REQUIRED TASKS.
1. Condense the paragraph of the scholar profiles that begins "Mahmood Kooria is an Assistant Professor" into a bulleted list that keeps its main facts.
2. Return everything in the scholar profiles from "Mahmood Kooria is" down to "Islamic intellectual history.", reproduced word for word.

TEXT TO READ.

▽

Mahmood Kooria is an Assistant Professor at the History Department of Ashoka University. Earlier, he was a research fellow at the International Institute for Asian Studies (IIAS), African Studies Centre Leiden (ASCL), and the Dutch Institute in Morocco (NIMAR). He did his Ph.D. at the Leiden University Institute for history on the circulation of Islamic legal ideas and texts across the Indian Ocean and Mediterranean worlds. With Michael N. Pearson, he has edited Malabar in the Indian Ocean World: Cosmopolitanism in a Maritime Historical Region (Oxford University Press, 2018). His research specializations are the premodern Indian Ocean world, Afro-Asian connections, matrilineal Muslims, and Islamic legal history. His broader research interests include the premodern interactions between Abrahamic and Indic religions, global mobility of law, and Islamic intellectual history.
Khatija Khader completed her Ph.D. titled ‘Interrogating Identity: A study of Siddi and Hadrami Diaspora in Hyderabad City, India’ at the School of International Studies, Jawaharlal Nehru University (JNU), New Delhi. Her Ph.D. and publications explore the histories of migration of the Siddi and the seafaring Hadrami diaspora in the Western India Ocean and engage with concepts like diaspora, race, and homeland/s in a non-western location. In the past, Dr. Khader has worked with various international non-governmental organizations like Amnesty International, Arab League, and OHCHR on issues related to Human Rights, Gender and Foreign Policy. She is currently teaching at the Centre for International Relations (CIR) at the Islamic University of Science and Technology, Jammu and Kashmir.

△

MATERIAL.
▽

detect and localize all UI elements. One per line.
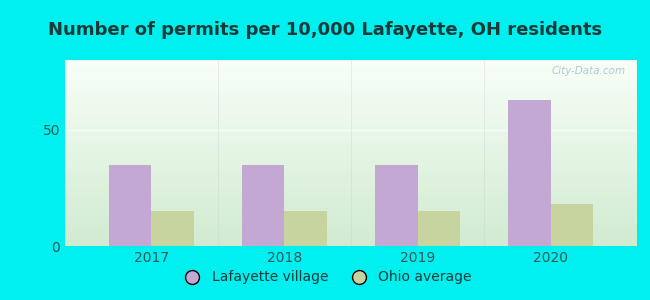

△

EXPECTED RESULTS.
1.
- Assistant Professor, History Department, Ashoka University
- Former research fellow at the International Institute for Asian Studies (IIAS), the African Studies Centre Leiden (ASCL), and the Dutch Institute in Morocco (NIMAR)
- Ph.D. from the Leiden University Institute for history, on the circulation of Islamic legal ideas and texts across the Indian Ocean and Mediterranean worlds
- Co-editor, with Michael N. Pearson, of *Malabar in the Indian Ocean World: Cosmopolitanism in a Maritime Historical Region* (Oxford University Press, 2018)
- Research specializations: the premodern Indian Ocean world, Afro-Asian connections, matrilineal Muslims, and Islamic legal history
- Broader interests: premodern interactions between Abrahamic and Indic religions, global mobility of law, and Islamic intellectual history

2.
Mahmood Kooria is an Assistant Professor at the History Department of Ashoka University. Earlier, he was a research fellow at the International Institute for Asian Studies (IIAS), African Studies Centre Leiden (ASCL), and the Dutch Institute in Morocco (NIMAR). He did his Ph.D. at the Leiden University Institute for history on the circulation of Islamic legal ideas and texts across the Indian Ocean and Mediterranean worlds. With Michael N. Pearson, he has edited Malabar in the Indian Ocean World: Cosmopolitanism in a Maritime Historical Region (Oxford University Press, 2018). His research specializations are the premodern Indian Ocean world, Afro-Asian connections, matrilineal Muslims, and Islamic legal history. His broader research interests include the premodern interactions between Abrahamic and Indic religions, global mobility of law, and Islamic intellectual history.